### [Exercise details]
Copy the data that follows exactly. Include no pictures.

(Dataset items)
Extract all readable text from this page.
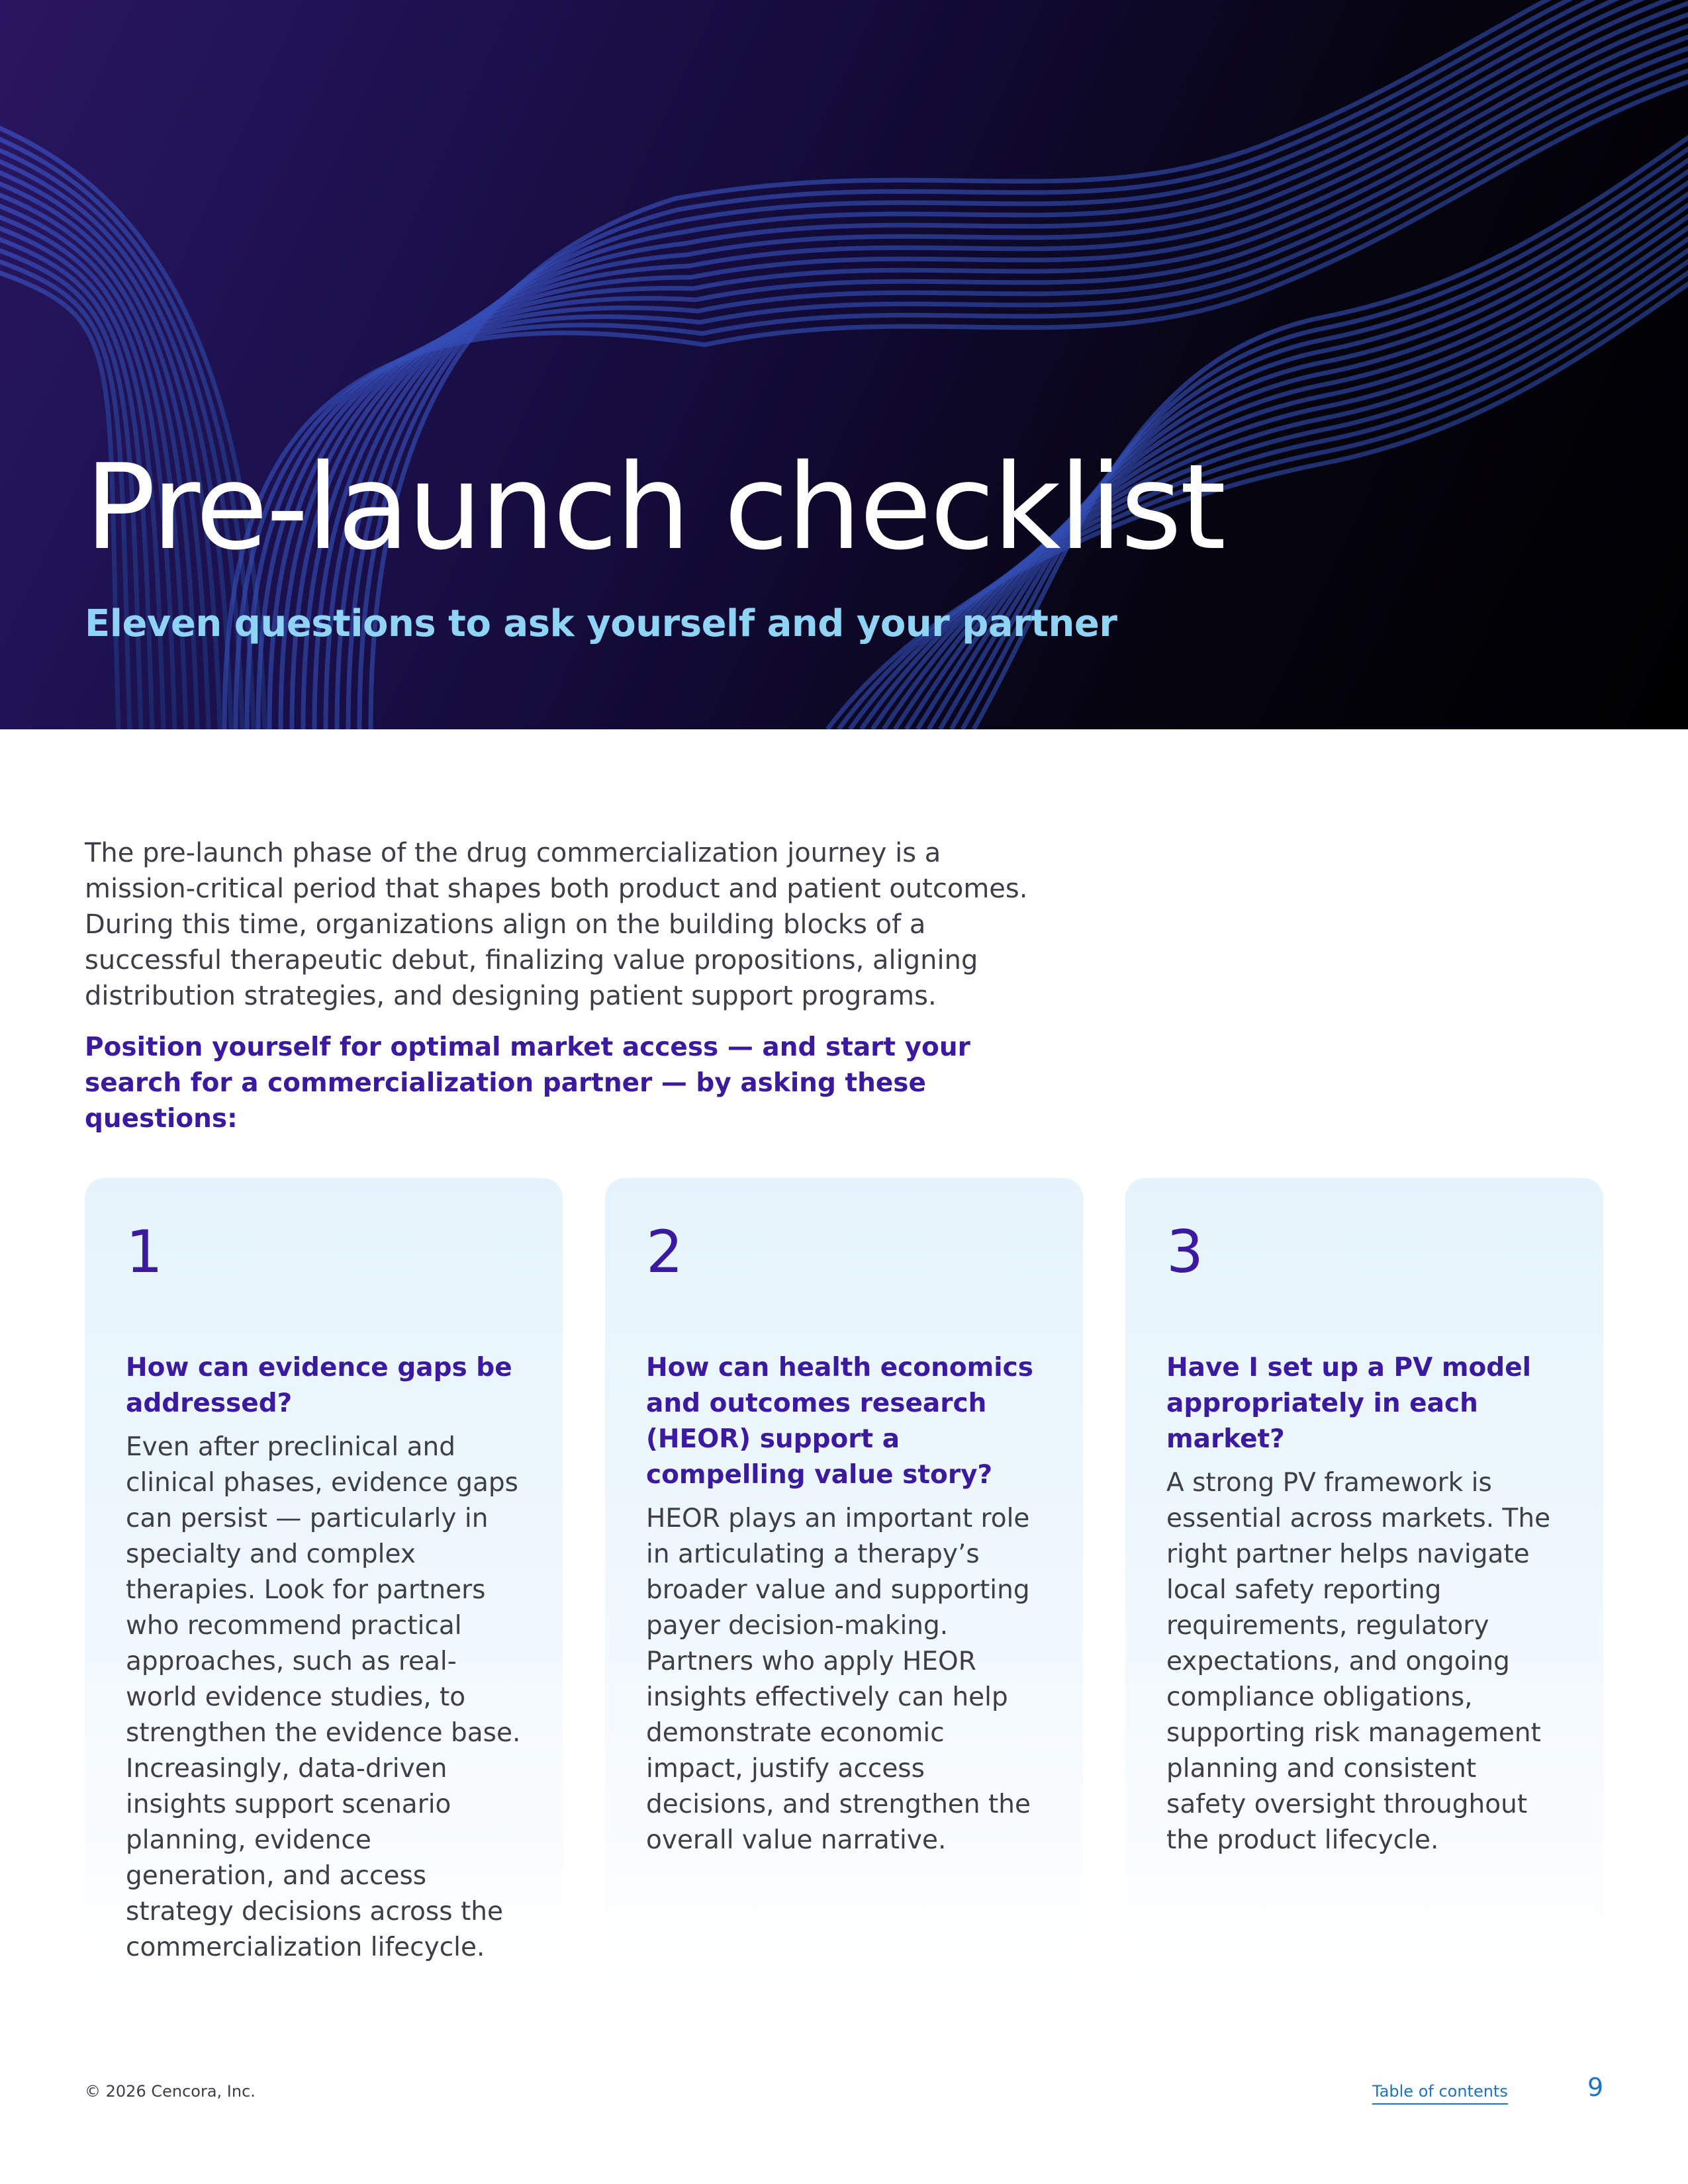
Pre-launch checklist
Eleven questions to ask yourself and your partner

The pre-launch phase of the drug commercialization journey is a mission-critical period that shapes both product and patient outcomes. During this time, organizations align on the building blocks of a successful therapeutic debut, finalizing value propositions, aligning distribution strategies, and designing patient support programs.

Position yourself for optimal market access — and start your search for a commercialization partner — by asking these questions:

1
How can evidence gaps be addressed?

Even after preclinical and clinical phases, evidence gaps can persist — particularly in specialty and complex therapies. Look for partners who recommend practical approaches, such as real-world evidence studies, to strengthen the evidence base. Increasingly, data-driven insights support scenario planning, evidence generation, and access strategy decisions across the commercialization lifecycle.

2
How can health economics and outcomes research (HEOR) support a compelling value story?

HEOR plays an important role in articulating a therapy’s broader value and supporting payer decision-making. Partners who apply HEOR insights effectively can help demonstrate economic impact, justify access decisions, and strengthen the overall value narrative.

3
Have I set up a PV model appropriately in each market?

A strong PV framework is essential across markets. The right partner helps navigate local safety reporting requirements, regulatory expectations, and ongoing compliance obligations, supporting risk management planning and consistent safety oversight throughout the product lifecycle.

© 2026 Cencora, Inc.	Table of contents	9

### [The result]
Extract all readable text from this page.
Pre-launch checklist
Eleven questions to ask yourself and your partner

The pre-launch phase of the drug commercialization journey is a mission-critical period that shapes both product and patient outcomes. During this time, organizations align on the building blocks of a successful therapeutic debut, finalizing value propositions, aligning distribution strategies, and designing patient support programs.

Position yourself for optimal market access — and start your search for a commercialization partner — by asking these questions:

1
How can evidence gaps be addressed?

Even after preclinical and clinical phases, evidence gaps can persist — particularly in specialty and complex therapies. Look for partners who recommend practical approaches, such as real-world evidence studies, to strengthen the evidence base. Increasingly, data-driven insights support scenario planning, evidence generation, and access strategy decisions across the commercialization lifecycle.

2
How can health economics and outcomes research (HEOR) support a compelling value story?

HEOR plays an important role in articulating a therapy’s broader value and supporting payer decision-making. Partners who apply HEOR insights effectively can help demonstrate economic impact, justify access decisions, and strengthen the overall value narrative.

3
Have I set up a PV model appropriately in each market?

A strong PV framework is essential across markets. The right partner helps navigate local safety reporting requirements, regulatory expectations, and ongoing compliance obligations, supporting risk management planning and consistent safety oversight throughout the product lifecycle.

© 2026 Cencora, Inc.	Table of contents	9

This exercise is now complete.